GIVEN PROBLEM ▸
Restate the material word for word and leave out anything that is a picture.

#####

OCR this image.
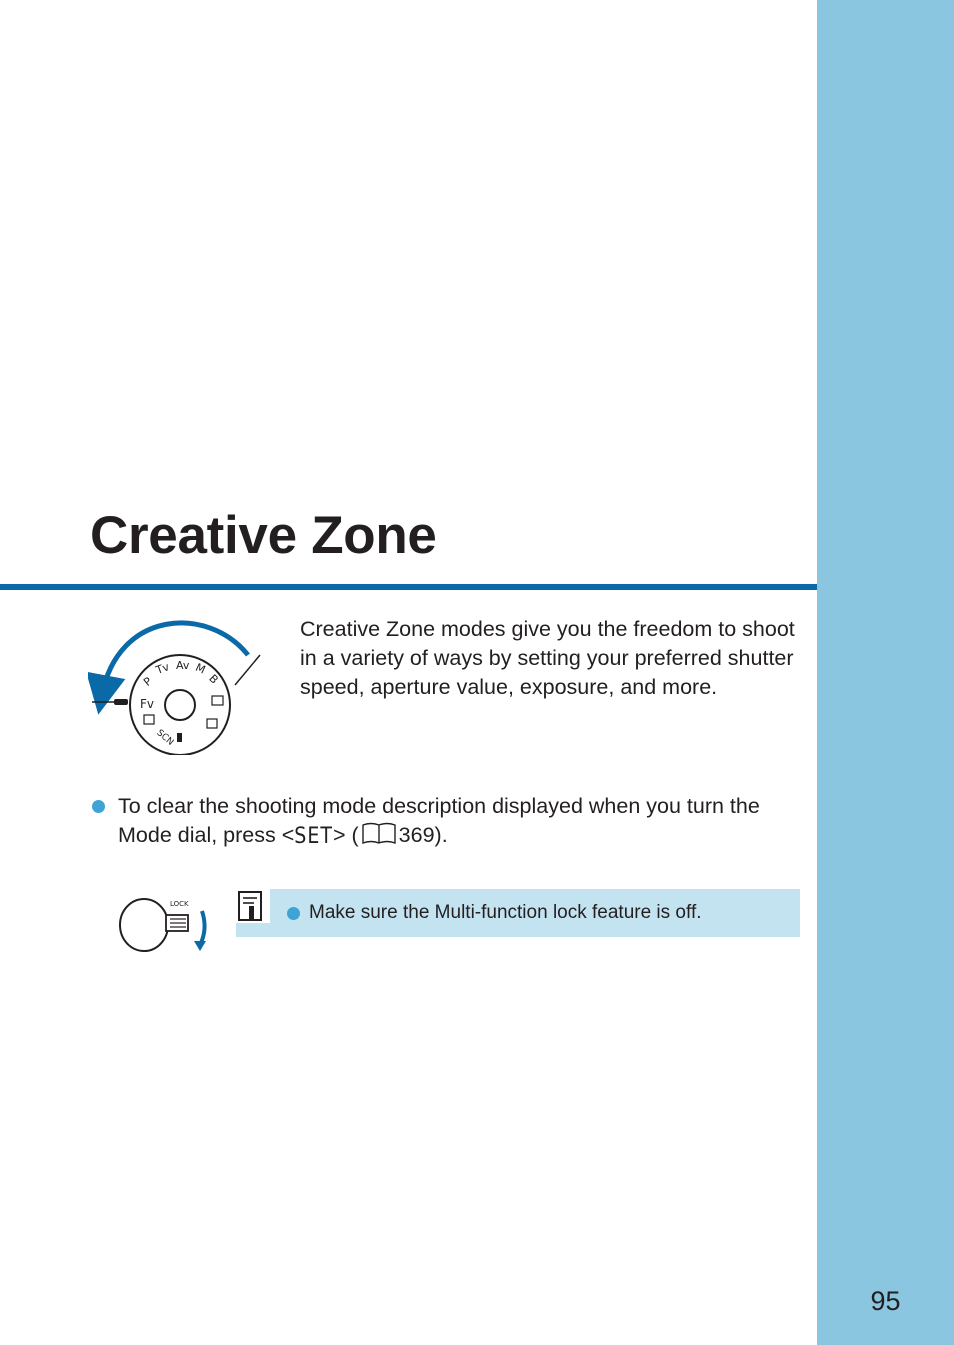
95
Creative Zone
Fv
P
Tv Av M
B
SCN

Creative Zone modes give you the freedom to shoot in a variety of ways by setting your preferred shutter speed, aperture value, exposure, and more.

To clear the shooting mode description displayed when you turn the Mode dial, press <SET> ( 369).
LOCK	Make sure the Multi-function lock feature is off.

#####

SOLUTION TO THIS TASK ▸
OCR this image.
95
Creative Zone
Fv
P
Tv Av M
B
SCN

Creative Zone modes give you the freedom to shoot in a variety of ways by setting your preferred shutter speed, aperture value, exposure, and more.

To clear the shooting mode description displayed when you turn the Mode dial, press <SET> ( 369).
LOCK	Make sure the Multi-function lock feature is off.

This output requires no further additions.